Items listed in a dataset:
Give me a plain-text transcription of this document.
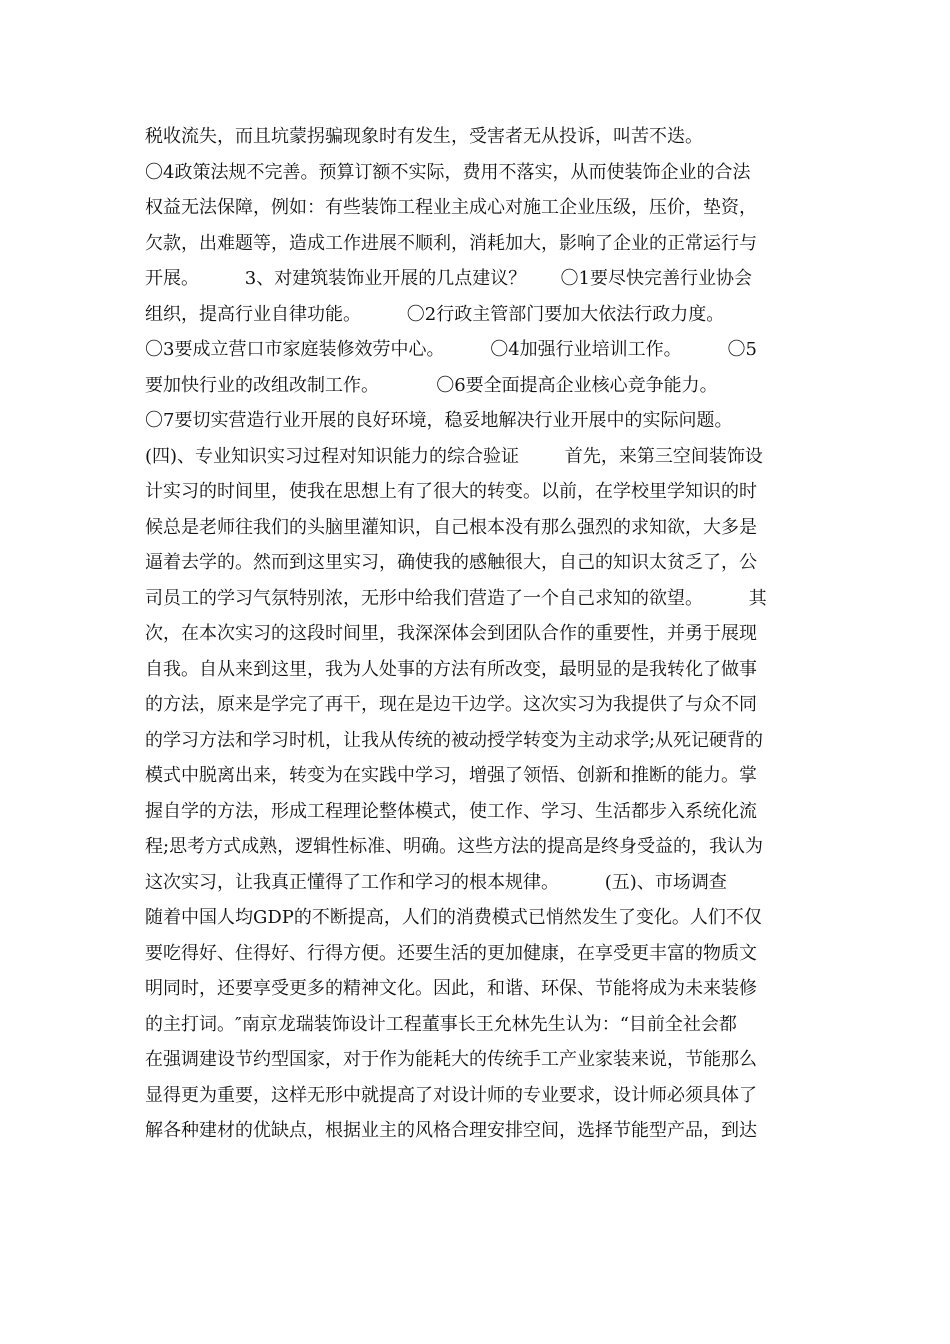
税收流失，而且坑蒙拐骗现象时有发生，受害者无从投诉，叫苦不迭。
〇4政策法规不完善。预算订额不实际，费用不落实，从而使装饰企业的合法
权益无法保障，例如：有些装饰工程业主成心对施工企业压级，压价，垫资，
欠款，出难题等，造成工作进展不顺利，消耗加大，影响了企业的正常运行与
开展。        3、对建筑装饰业开展的几点建议？      〇1要尽快完善行业协会
组织，提高行业自律功能。        〇2行政主管部门要加大依法行政力度。
〇3要成立营口市家庭装修效劳中心。        〇4加强行业培训工作。        〇5
要加快行业的改组改制工作。          〇6要全面提高企业核心竞争能力。
〇7要切实营造行业开展的良好环境，稳妥地解决行业开展中的实际问题。
(四)、专业知识实习过程对知识能力的综合验证        首先，来第三空间装饰设
计实习的时间里，使我在思想上有了很大的转变。以前，在学校里学知识的时
候总是老师往我们的头脑里灌知识，自己根本没有那么强烈的求知欲，大多是
逼着去学的。然而到这里实习，确使我的感触很大，自己的知识太贫乏了，公
司员工的学习气氛特别浓，无形中给我们营造了一个自己求知的欲望。        其
次，在本次实习的这段时间里，我深深体会到团队合作的重要性，并勇于展现
自我。自从来到这里，我为人处事的方法有所改变，最明显的是我转化了做事
的方法，原来是学完了再干，现在是边干边学。这次实习为我提供了与众不同
的学习方法和学习时机，让我从传统的被动授学转变为主动求学;从死记硬背的
模式中脱离出来，转变为在实践中学习，增强了领悟、创新和推断的能力。掌
握自学的方法，形成工程理论整体模式，使工作、学习、生活都步入系统化流
程;思考方式成熟，逻辑性标准、明确。这些方法的提高是终身受益的，我认为
这次实习，让我真正懂得了工作和学习的根本规律。        (五)、市场调查
随着中国人均GDP的不断提高，人们的消费模式已悄然发生了变化。人们不仅
要吃得好、住得好、行得方便。还要生活的更加健康，在享受更丰富的物质文
明同时，还要享受更多的精神文化。因此，和谐、环保、节能将成为未来装修
的主打词。″南京龙瑞装饰设计工程董事长王允林先生认为：“目前全社会都
在强调建设节约型国家，对于作为能耗大的传统手工产业家装来说，节能那么
显得更为重要，这样无形中就提高了对设计师的专业要求，设计师必须具体了
解各种建材的优缺点，根据业主的风格合理安排空间，选择节能型产品，到达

Task to complete:
Reproduce each line word for word and drop the pictures.

In response:
Give me a plain-text transcription of this document.
税收流失，而且坑蒙拐骗现象时有发生，受害者无从投诉，叫苦不迭。
〇4政策法规不完善。预算订额不实际，费用不落实，从而使装饰企业的合法
权益无法保障，例如：有些装饰工程业主成心对施工企业压级，压价，垫资，
欠款，出难题等，造成工作进展不顺利，消耗加大，影响了企业的正常运行与
开展。        3、对建筑装饰业开展的几点建议？      〇1要尽快完善行业协会
组织，提高行业自律功能。        〇2行政主管部门要加大依法行政力度。
〇3要成立营口市家庭装修效劳中心。        〇4加强行业培训工作。        〇5
要加快行业的改组改制工作。          〇6要全面提高企业核心竞争能力。
〇7要切实营造行业开展的良好环境，稳妥地解决行业开展中的实际问题。
(四)、专业知识实习过程对知识能力的综合验证        首先，来第三空间装饰设
计实习的时间里，使我在思想上有了很大的转变。以前，在学校里学知识的时
候总是老师往我们的头脑里灌知识，自己根本没有那么强烈的求知欲，大多是
逼着去学的。然而到这里实习，确使我的感触很大，自己的知识太贫乏了，公
司员工的学习气氛特别浓，无形中给我们营造了一个自己求知的欲望。        其
次，在本次实习的这段时间里，我深深体会到团队合作的重要性，并勇于展现
自我。自从来到这里，我为人处事的方法有所改变，最明显的是我转化了做事
的方法，原来是学完了再干，现在是边干边学。这次实习为我提供了与众不同
的学习方法和学习时机，让我从传统的被动授学转变为主动求学;从死记硬背的
模式中脱离出来，转变为在实践中学习，增强了领悟、创新和推断的能力。掌
握自学的方法，形成工程理论整体模式，使工作、学习、生活都步入系统化流
程;思考方式成熟，逻辑性标准、明确。这些方法的提高是终身受益的，我认为
这次实习，让我真正懂得了工作和学习的根本规律。        (五)、市场调查
随着中国人均GDP的不断提高，人们的消费模式已悄然发生了变化。人们不仅
要吃得好、住得好、行得方便。还要生活的更加健康，在享受更丰富的物质文
明同时，还要享受更多的精神文化。因此，和谐、环保、节能将成为未来装修
的主打词。″南京龙瑞装饰设计工程董事长王允林先生认为：“目前全社会都
在强调建设节约型国家，对于作为能耗大的传统手工产业家装来说，节能那么
显得更为重要，这样无形中就提高了对设计师的专业要求，设计师必须具体了
解各种建材的优缺点，根据业主的风格合理安排空间，选择节能型产品，到达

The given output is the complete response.